■ Written request
Please give the listing again, word for word, with nothing left out.
- - - - -
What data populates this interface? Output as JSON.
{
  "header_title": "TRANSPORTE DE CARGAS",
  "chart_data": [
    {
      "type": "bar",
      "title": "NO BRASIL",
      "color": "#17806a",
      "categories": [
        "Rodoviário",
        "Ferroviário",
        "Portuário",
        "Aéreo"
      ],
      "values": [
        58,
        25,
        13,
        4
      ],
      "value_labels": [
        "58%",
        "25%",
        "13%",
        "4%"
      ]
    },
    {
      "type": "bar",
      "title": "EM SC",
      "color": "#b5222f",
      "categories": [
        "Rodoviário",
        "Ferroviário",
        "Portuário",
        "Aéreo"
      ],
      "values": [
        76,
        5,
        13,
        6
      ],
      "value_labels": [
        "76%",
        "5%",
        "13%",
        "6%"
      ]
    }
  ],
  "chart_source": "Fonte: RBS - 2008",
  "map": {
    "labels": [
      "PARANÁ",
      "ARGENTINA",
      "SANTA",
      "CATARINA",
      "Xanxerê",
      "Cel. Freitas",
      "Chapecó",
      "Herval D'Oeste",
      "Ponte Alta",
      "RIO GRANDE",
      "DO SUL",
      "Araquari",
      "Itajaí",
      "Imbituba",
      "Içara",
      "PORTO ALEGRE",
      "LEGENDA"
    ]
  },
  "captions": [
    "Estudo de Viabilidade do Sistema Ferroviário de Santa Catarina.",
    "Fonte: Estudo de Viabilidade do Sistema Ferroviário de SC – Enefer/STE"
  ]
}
- - - - -
■ Exercise output
What data populates this interface? Output as JSON.
{
  "header_title": "TRANSPORTE DE CARGAS",
  "chart_data": [
    {
      "type": "bar",
      "title": "NO BRASIL",
      "color": "#17806a",
      "categories": [
        "Rodoviário",
        "Ferroviário",
        "Portuário",
        "Aéreo"
      ],
      "values": [
        58,
        25,
        13,
        4
      ],
      "value_labels": [
        "58%",
        "25%",
        "13%",
        "4%"
      ]
    },
    {
      "type": "bar",
      "title": "EM SC",
      "color": "#b5222f",
      "categories": [
        "Rodoviário",
        "Ferroviário",
        "Portuário",
        "Aéreo"
      ],
      "values": [
        76,
        5,
        13,
        6
      ],
      "value_labels": [
        "76%",
        "5%",
        "13%",
        "6%"
      ]
    }
  ],
  "chart_source": "Fonte: RBS - 2008",
  "map": {
    "labels": [
      "PARANÁ",
      "ARGENTINA",
      "SANTA",
      "CATARINA",
      "Xanxerê",
      "Cel. Freitas",
      "Chapecó",
      "Herval D'Oeste",
      "Ponte Alta",
      "RIO GRANDE",
      "DO SUL",
      "Araquari",
      "Itajaí",
      "Imbituba",
      "Içara",
      "PORTO ALEGRE",
      "LEGENDA"
    ]
  },
  "captions": [
    "Estudo de Viabilidade do Sistema Ferroviário de Santa Catarina.",
    "Fonte: Estudo de Viabilidade do Sistema Ferroviário de SC – Enefer/STE"
  ]
}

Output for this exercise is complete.